# INSTRUCTION
Report every line below that holds the word "不常用按钮".
____ ITEMS
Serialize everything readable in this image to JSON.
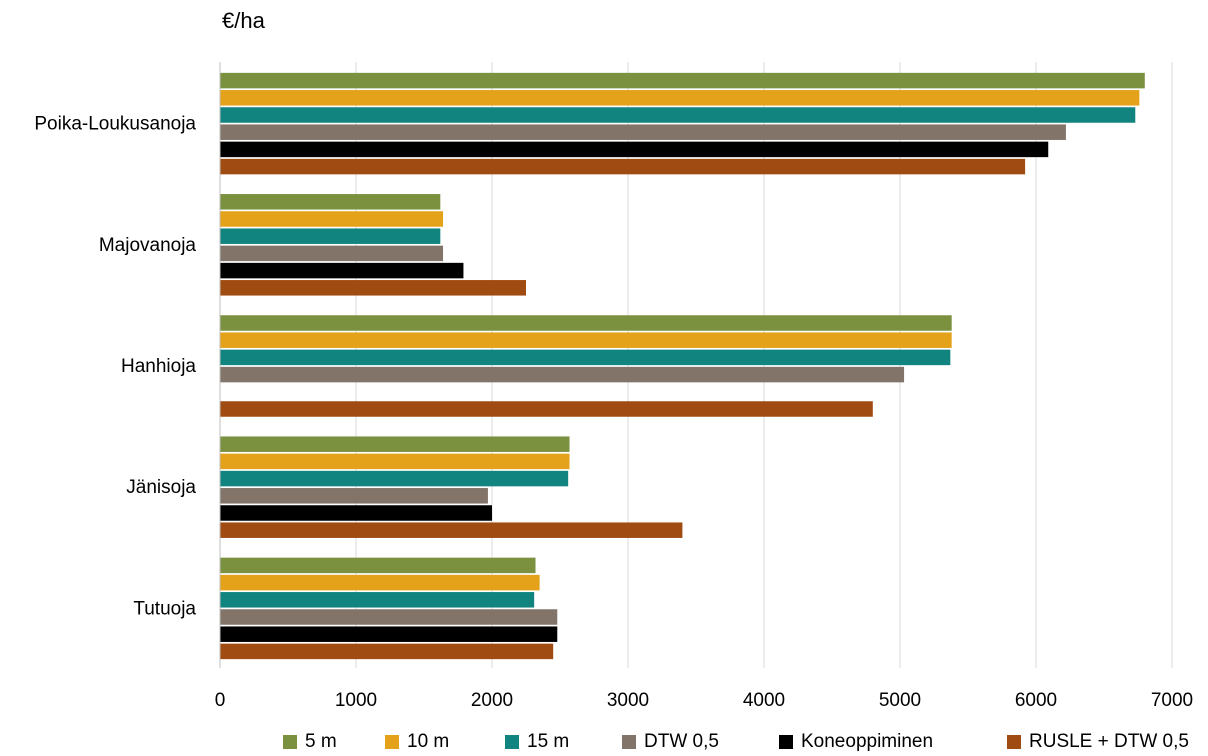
{
  "chart_data": {
    "type": "bar",
    "orientation": "horizontal",
    "unit_label": "€/ha",
    "xlim": [
      0,
      7000
    ],
    "x_ticks": [
      "0",
      "1000",
      "2000",
      "3000",
      "4000",
      "5000",
      "6000",
      "7000"
    ],
    "x_tick_values": [
      0,
      1000,
      2000,
      3000,
      4000,
      5000,
      6000,
      7000
    ],
    "grid": "vertical",
    "legend_position": "bottom",
    "categories": [
      "Poika-Loukusanoja",
      "Majovanoja",
      "Hanhioja",
      "Jänisoja",
      "Tutuoja"
    ],
    "series": [
      {
        "name": "5 m",
        "color": "#7b9140",
        "values": [
          6800,
          1620,
          5380,
          2570,
          2320
        ]
      },
      {
        "name": "10 m",
        "color": "#e3a21a",
        "values": [
          6760,
          1640,
          5380,
          2570,
          2350
        ]
      },
      {
        "name": "15 m",
        "color": "#12847f",
        "values": [
          6730,
          1620,
          5370,
          2560,
          2310
        ]
      },
      {
        "name": "DTW 0,5",
        "color": "#827469",
        "values": [
          6220,
          1640,
          5030,
          1970,
          2480
        ]
      },
      {
        "name": "Koneoppiminen",
        "color": "#000000",
        "values": [
          6090,
          1790,
          null,
          2000,
          2480
        ]
      },
      {
        "name": "RUSLE + DTW 0,5",
        "color": "#a04b12",
        "values": [
          5920,
          2250,
          4800,
          3400,
          2450
        ]
      }
    ]
  }
}
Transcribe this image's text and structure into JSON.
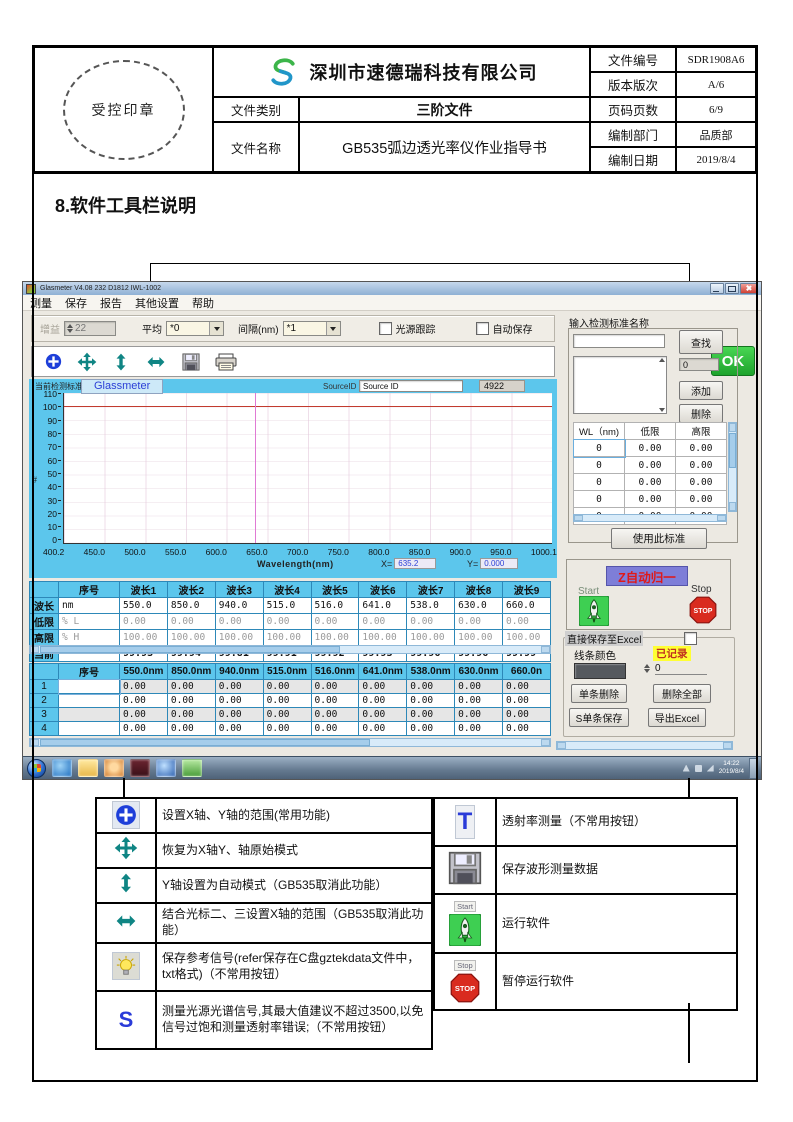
{
  "doc_header": {
    "stamp_text": "受控印章",
    "company_name": "深圳市速德瑞科技有限公司",
    "doc_no_label": "文件编号",
    "doc_no": "SDR1908A6",
    "version_label": "版本版次",
    "version": "A/6",
    "category_label": "文件类别",
    "category": "三阶文件",
    "pages_label": "页码页数",
    "pages": "6/9",
    "doc_name_label": "文件名称",
    "doc_name": "GB535弧边透光率仪作业指导书",
    "dept_label": "编制部门",
    "dept": "品质部",
    "date_label": "编制日期",
    "date": "2019/8/4"
  },
  "section_title": "8.软件工具栏说明",
  "app": {
    "window_title": "Glasmeter V4.08 232 D1812 IWL-1002",
    "menu_items": [
      "测量",
      "保存",
      "报告",
      "其他设置",
      "帮助"
    ],
    "controls": {
      "gain_label": "增益",
      "gain_value": "22",
      "avg_label": "平均",
      "avg_value": "*0",
      "interval_label": "间隔(nm)",
      "interval_value": "*1",
      "track_checkbox": "光源跟踪",
      "autosave_checkbox": "自动保存",
      "ok_button": "OK"
    },
    "chart": {
      "overlay_label": "当前检测标准",
      "watermark": "Glassmeter",
      "source_id_label": "SourceID",
      "source_id_value": "Source ID",
      "gain_readout": "4922",
      "y_axis_label": "#",
      "y_ticks": [
        "110",
        "100",
        "90",
        "80",
        "70",
        "60",
        "50",
        "40",
        "30",
        "20",
        "10",
        "0"
      ],
      "x_ticks": [
        "400.2",
        "450.0",
        "500.0",
        "550.0",
        "600.0",
        "650.0",
        "700.0",
        "750.0",
        "800.0",
        "850.0",
        "900.0",
        "950.0",
        "1000.1"
      ],
      "x_axis_label": "Wavelength(nm)",
      "cursor": {
        "x_label": "X=",
        "x_value": "635.2",
        "y_label": "Y=",
        "y_value": "0.000"
      },
      "reference_line_y": 100
    },
    "limits_table": {
      "headers": [
        "",
        "序号",
        "波长1",
        "波长2",
        "波长3",
        "波长4",
        "波长5",
        "波长6",
        "波长7",
        "波长8",
        "波长9"
      ],
      "rows": [
        [
          "波长",
          "nm",
          "550.0",
          "850.0",
          "940.0",
          "515.0",
          "516.0",
          "641.0",
          "538.0",
          "630.0",
          "660.0"
        ],
        [
          "低限",
          "% L",
          "0.00",
          "0.00",
          "0.00",
          "0.00",
          "0.00",
          "0.00",
          "0.00",
          "0.00",
          "0.00"
        ],
        [
          "高限",
          "% H",
          "100.00",
          "100.00",
          "100.00",
          "100.00",
          "100.00",
          "100.00",
          "100.00",
          "100.00",
          "100.00"
        ],
        [
          "当前",
          "--",
          "99.93",
          "99.94",
          "99.81",
          "99.91",
          "99.92",
          "99.93",
          "99.96",
          "99.96",
          "99.99"
        ]
      ]
    },
    "records_table": {
      "headers": [
        "",
        "序号",
        "550.0nm",
        "850.0nm",
        "940.0nm",
        "515.0nm",
        "516.0nm",
        "641.0nm",
        "538.0nm",
        "630.0nm",
        "660.0n"
      ],
      "rows": [
        [
          "1",
          "",
          "0.00",
          "0.00",
          "0.00",
          "0.00",
          "0.00",
          "0.00",
          "0.00",
          "0.00",
          "0.00"
        ],
        [
          "2",
          "",
          "0.00",
          "0.00",
          "0.00",
          "0.00",
          "0.00",
          "0.00",
          "0.00",
          "0.00",
          "0.00"
        ],
        [
          "3",
          "",
          "0.00",
          "0.00",
          "0.00",
          "0.00",
          "0.00",
          "0.00",
          "0.00",
          "0.00",
          "0.00"
        ],
        [
          "4",
          "",
          "0.00",
          "0.00",
          "0.00",
          "0.00",
          "0.00",
          "0.00",
          "0.00",
          "0.00",
          "0.00"
        ]
      ]
    },
    "standards_panel": {
      "title": "输入检测标准名称",
      "search_button": "查找",
      "match_count": "0",
      "add_button": "添加",
      "delete_button": "删除",
      "grid": {
        "headers": [
          "WL（nm)",
          "低限",
          "高限"
        ],
        "rows": [
          [
            "0",
            "0.00",
            "0.00"
          ],
          [
            "0",
            "0.00",
            "0.00"
          ],
          [
            "0",
            "0.00",
            "0.00"
          ],
          [
            "0",
            "0.00",
            "0.00"
          ],
          [
            "0",
            "0.00",
            "0.00"
          ]
        ]
      },
      "use_button": "使用此标准"
    },
    "run_panel": {
      "normalize_button": "Z自动归一",
      "start_label": "Start",
      "stop_label": "Stop",
      "excel_group_label": "直接保存至Excel",
      "line_color_label": "线条颜色",
      "recorded_badge": "已记录",
      "record_count": "0",
      "delete_one_button": "单条删除",
      "delete_all_button": "删除全部",
      "save_one_button": "S单条保存",
      "export_button": "导出Excel"
    },
    "taskbar": {
      "clock_time": "14:22",
      "clock_date": "2019/8/4"
    }
  },
  "icons": {
    "s_glyph": "S",
    "t_glyph": "T",
    "stop_sign_text": "STOP"
  },
  "legend": {
    "left_rows": [
      {
        "text": "设置X轴、Y轴的范围(常用功能)"
      },
      {
        "text": "恢复为X轴Y、轴原始模式"
      },
      {
        "text": "Y轴设置为自动模式（GB535取消此功能）"
      },
      {
        "text": "结合光标二、三设置X轴的范围（GB535取消此功能）"
      },
      {
        "text": "保存参考信号(refer保存在C盘gztekdata文件中，txt格式)（不常用按钮）"
      },
      {
        "text": "测量光源光谱信号,其最大值建议不超过3500,以免信号过饱和测量透射率错误;（不常用按钮）"
      }
    ],
    "right_rows": [
      {
        "text": "透射率测量（不常用按钮）"
      },
      {
        "text": "保存波形测量数据"
      },
      {
        "text": "运行软件"
      },
      {
        "text": "暂停运行软件"
      }
    ]
  },
  "colors": {
    "chart_background": "#5cc6ec",
    "ok_green": "#1ea32c",
    "normalize_purple": "#7e7ed8",
    "recorded_yellow": "#ffff33",
    "reference_red": "#c23b2e",
    "cursor_pink": "#e07ad4",
    "line_color_swatch": "#55595e"
  }
}
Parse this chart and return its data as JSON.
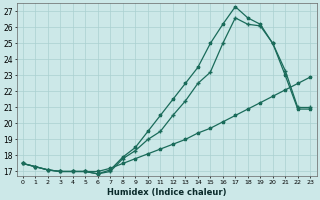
{
  "xlabel": "Humidex (Indice chaleur)",
  "xlim": [
    -0.5,
    23.5
  ],
  "ylim": [
    16.7,
    27.5
  ],
  "yticks": [
    17,
    18,
    19,
    20,
    21,
    22,
    23,
    24,
    25,
    26,
    27
  ],
  "xticks": [
    0,
    1,
    2,
    3,
    4,
    5,
    6,
    7,
    8,
    9,
    10,
    11,
    12,
    13,
    14,
    15,
    16,
    17,
    18,
    19,
    20,
    21,
    22,
    23
  ],
  "background_color": "#cce8e8",
  "grid_color": "#aad0d0",
  "line_color": "#1a6b5a",
  "line1_x": [
    0,
    1,
    2,
    3,
    4,
    5,
    6,
    7,
    8,
    9,
    10,
    11,
    12,
    13,
    14,
    15,
    16,
    17,
    18,
    19,
    20,
    21,
    22,
    23
  ],
  "line1_y": [
    17.5,
    17.3,
    17.1,
    17.0,
    17.0,
    17.0,
    16.85,
    17.0,
    17.8,
    18.3,
    19.0,
    19.5,
    20.5,
    21.4,
    22.5,
    23.2,
    25.0,
    26.6,
    26.2,
    26.1,
    25.0,
    23.3,
    21.0,
    21.0
  ],
  "line2_x": [
    0,
    1,
    2,
    3,
    4,
    5,
    6,
    7,
    8,
    9,
    10,
    11,
    12,
    13,
    14,
    15,
    16,
    17,
    18,
    19,
    20,
    21,
    22,
    23
  ],
  "line2_y": [
    17.5,
    17.3,
    17.1,
    17.0,
    17.0,
    17.0,
    16.85,
    17.1,
    17.9,
    18.5,
    19.5,
    20.5,
    21.5,
    22.5,
    23.5,
    25.0,
    26.2,
    27.3,
    26.6,
    26.2,
    25.0,
    23.0,
    20.9,
    20.9
  ],
  "line3_x": [
    0,
    1,
    2,
    3,
    4,
    5,
    6,
    7,
    8,
    9,
    10,
    11,
    12,
    13,
    14,
    15,
    16,
    17,
    18,
    19,
    20,
    21,
    22,
    23
  ],
  "line3_y": [
    17.5,
    17.3,
    17.1,
    17.0,
    17.0,
    17.0,
    17.0,
    17.2,
    17.5,
    17.8,
    18.1,
    18.4,
    18.7,
    19.0,
    19.4,
    19.7,
    20.1,
    20.5,
    20.9,
    21.3,
    21.7,
    22.1,
    22.5,
    22.9
  ]
}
________
# COMPLETED TASK
        "text": "保存参考信号(refer保存在C盘gztekdata文件中，txt格式)（不常用按钮）"
        "text": "测量光源光谱信号,其最大值建议不超过3500,以免信号过饱和测量透射率错误;（不常用按钮）"
        "text": "透射率测量（不常用按钮）"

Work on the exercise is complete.